(Extracted data entries)
● ● ● ● ●

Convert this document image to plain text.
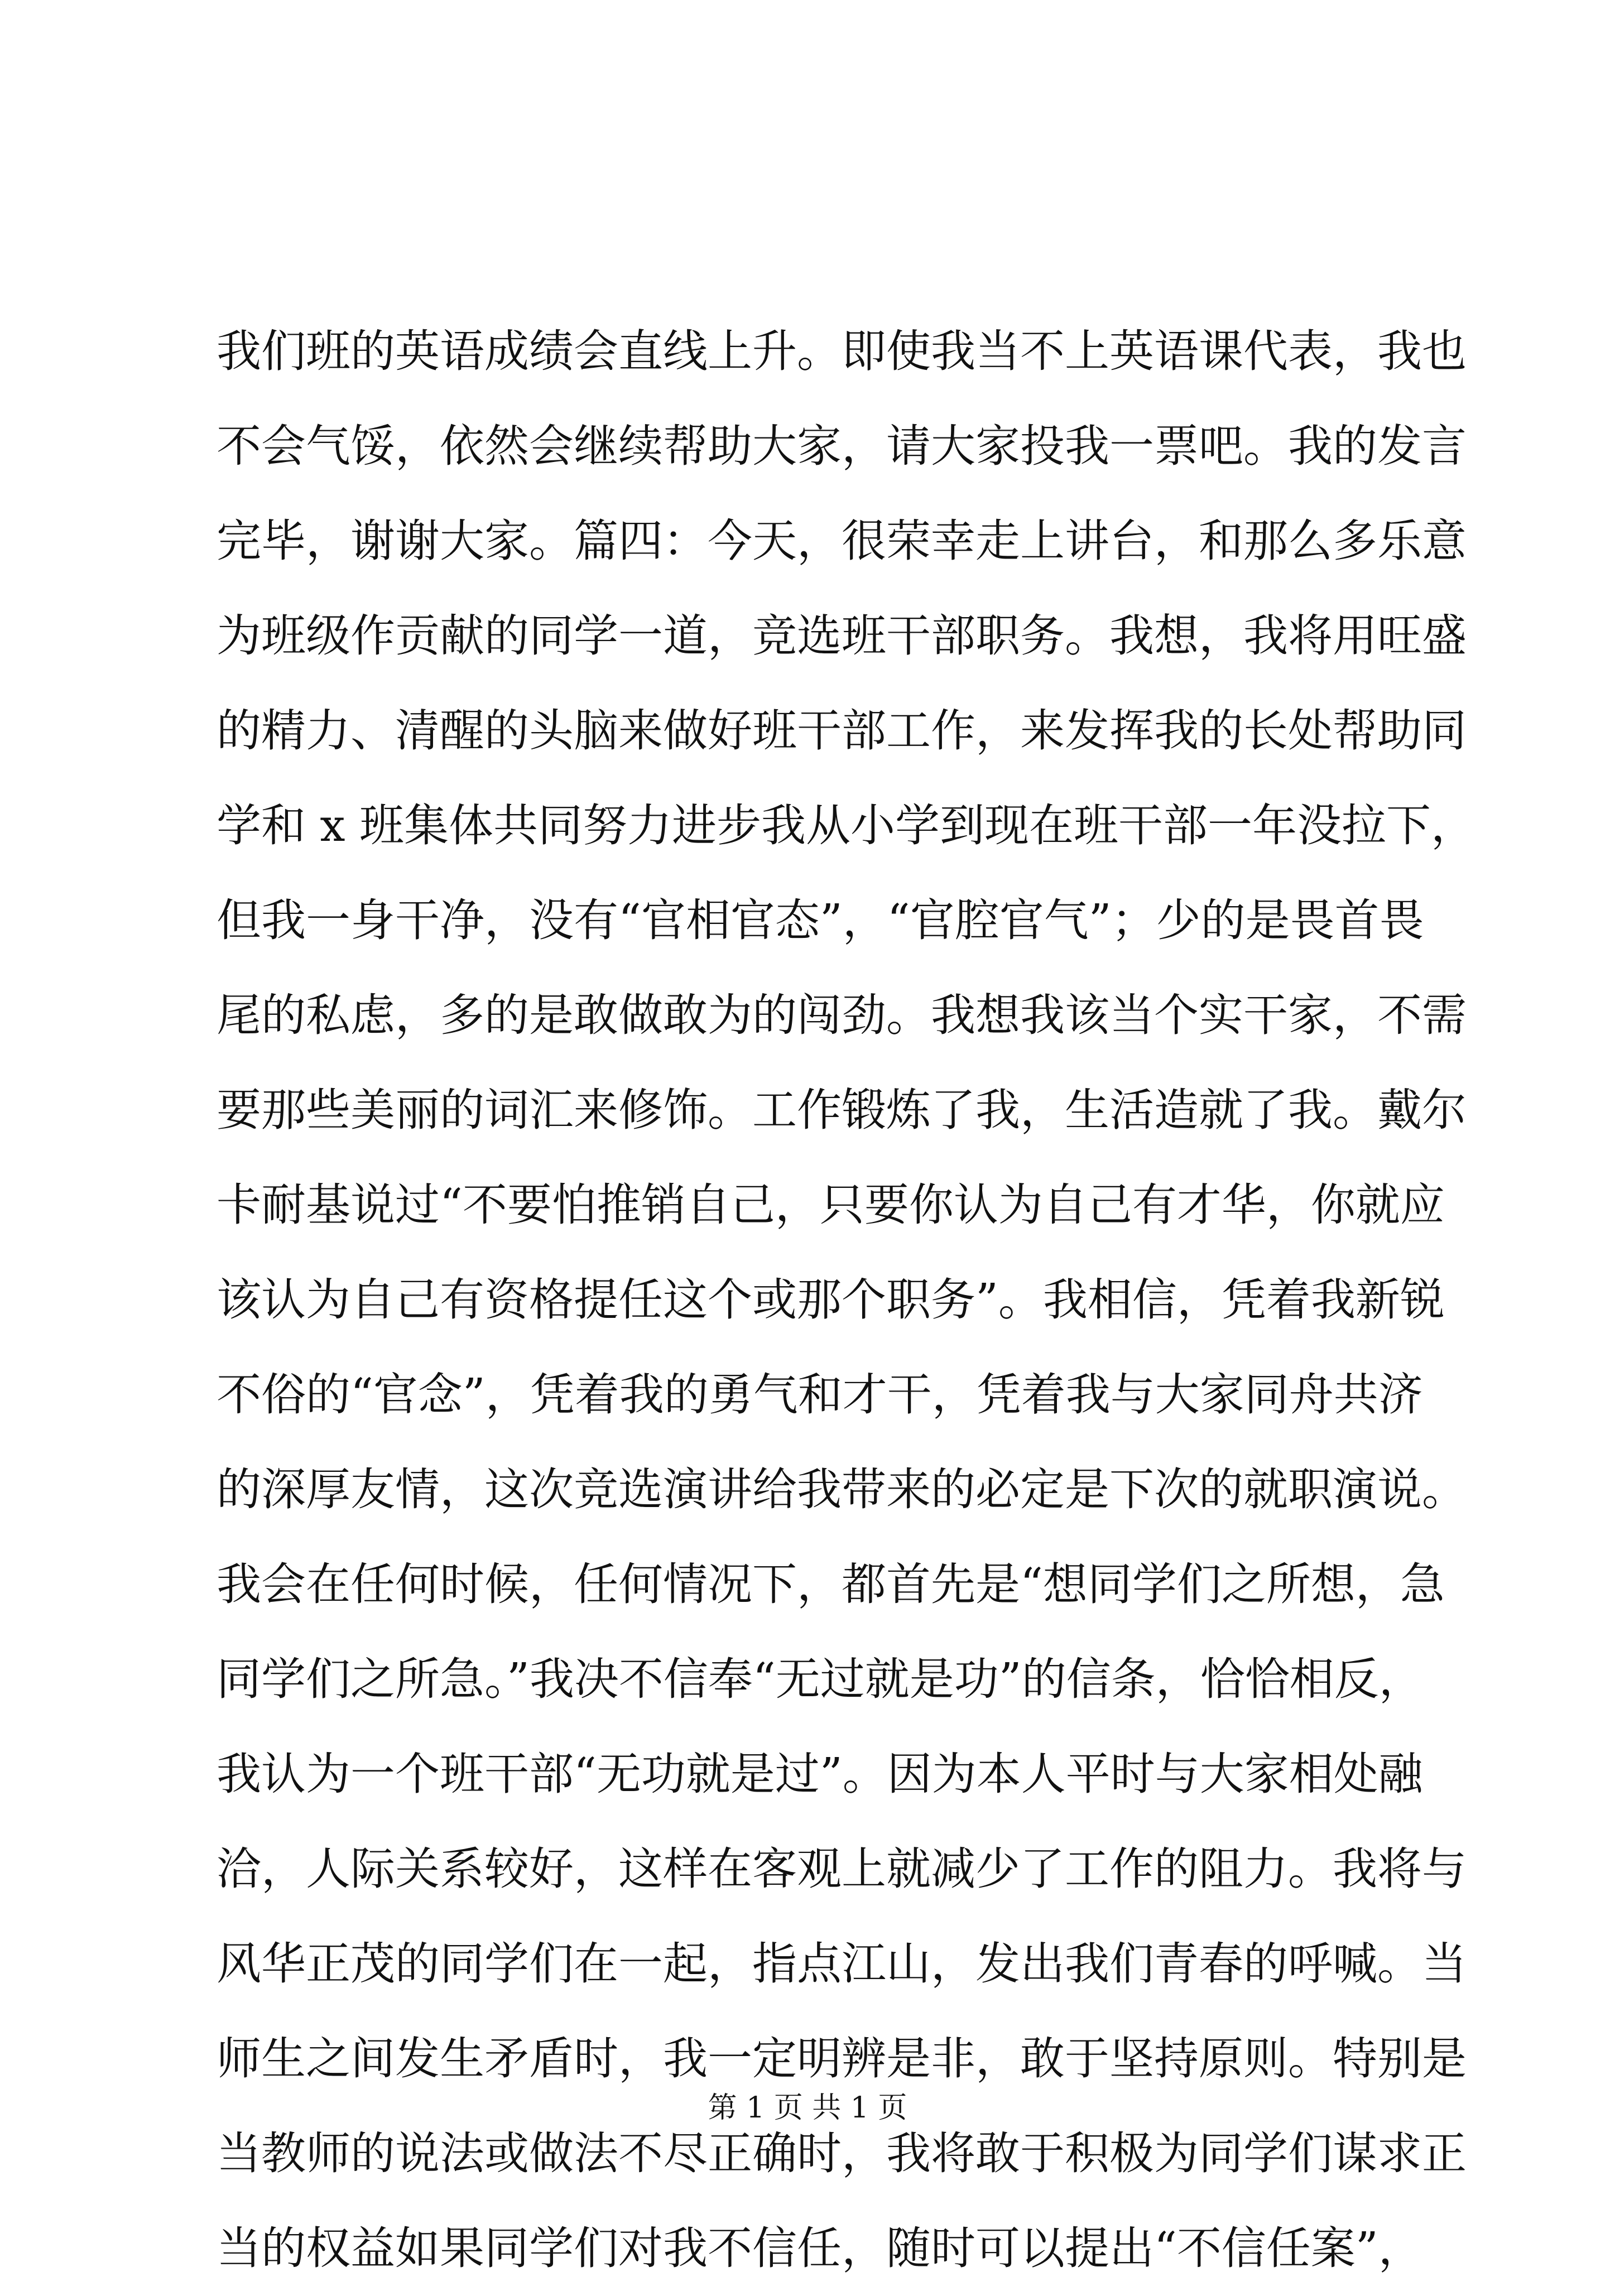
我们班的英语成绩会直线上升。即使我当不上英语课代表，我也
不会气馁，依然会继续帮助大家，请大家投我一票吧。我的发言
完毕，谢谢大家。篇四：今天，很荣幸走上讲台，和那么多乐意
为班级作贡献的同学一道，竞选班干部职务。我想，我将用旺盛
的精力、清醒的头脑来做好班干部工作，来发挥我的长处帮助同
学和 x 班集体共同努力进步我从小学到现在班干部一年没拉下，
但我一身干净，没有“官相官态”，“官腔官气”；少的是畏首畏
尾的私虑，多的是敢做敢为的闯劲。我想我该当个实干家，不需
要那些美丽的词汇来修饰。工作锻炼了我，生活造就了我。戴尔
卡耐基说过“不要怕推销自己，只要你认为自己有才华，你就应
该认为自己有资格提任这个或那个职务”。我相信，凭着我新锐
不俗的“官念”，凭着我的勇气和才干，凭着我与大家同舟共济
的深厚友情，这次竞选演讲给我带来的必定是下次的就职演说。
我会在任何时候，任何情况下，都首先是“想同学们之所想，急
同学们之所急。”我决不信奉“无过就是功”的信条，恰恰相反，
我认为一个班干部“无功就是过”。因为本人平时与大家相处融
洽，人际关系较好，这样在客观上就减少了工作的阻力。我将与
风华正茂的同学们在一起，指点江山，发出我们青春的呼喊。当
师生之间发生矛盾时，我一定明辨是非，敢于坚持原则。特别是
当教师的说法或做法不尽正确时，我将敢于积极为同学们谋求正
当的权益如果同学们对我不信任，随时可以提出“不信任案”，
第 1 页 共 1 页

● ● ● ● ●

### AIM
Repeat the data above exactly, but not the pictures.

### EXERCISE RESULT
Convert this document image to plain text.
我们班的英语成绩会直线上升。即使我当不上英语课代表，我也
不会气馁，依然会继续帮助大家，请大家投我一票吧。我的发言
完毕，谢谢大家。篇四：今天，很荣幸走上讲台，和那么多乐意
为班级作贡献的同学一道，竞选班干部职务。我想，我将用旺盛
的精力、清醒的头脑来做好班干部工作，来发挥我的长处帮助同
学和 x 班集体共同努力进步我从小学到现在班干部一年没拉下，
但我一身干净，没有“官相官态”，“官腔官气”；少的是畏首畏
尾的私虑，多的是敢做敢为的闯劲。我想我该当个实干家，不需
要那些美丽的词汇来修饰。工作锻炼了我，生活造就了我。戴尔
卡耐基说过“不要怕推销自己，只要你认为自己有才华，你就应
该认为自己有资格提任这个或那个职务”。我相信，凭着我新锐
不俗的“官念”，凭着我的勇气和才干，凭着我与大家同舟共济
的深厚友情，这次竞选演讲给我带来的必定是下次的就职演说。
我会在任何时候，任何情况下，都首先是“想同学们之所想，急
同学们之所急。”我决不信奉“无过就是功”的信条，恰恰相反，
我认为一个班干部“无功就是过”。因为本人平时与大家相处融
洽，人际关系较好，这样在客观上就减少了工作的阻力。我将与
风华正茂的同学们在一起，指点江山，发出我们青春的呼喊。当
师生之间发生矛盾时，我一定明辨是非，敢于坚持原则。特别是
当教师的说法或做法不尽正确时，我将敢于积极为同学们谋求正
当的权益如果同学们对我不信任，随时可以提出“不信任案”，
第 1 页 共 1 页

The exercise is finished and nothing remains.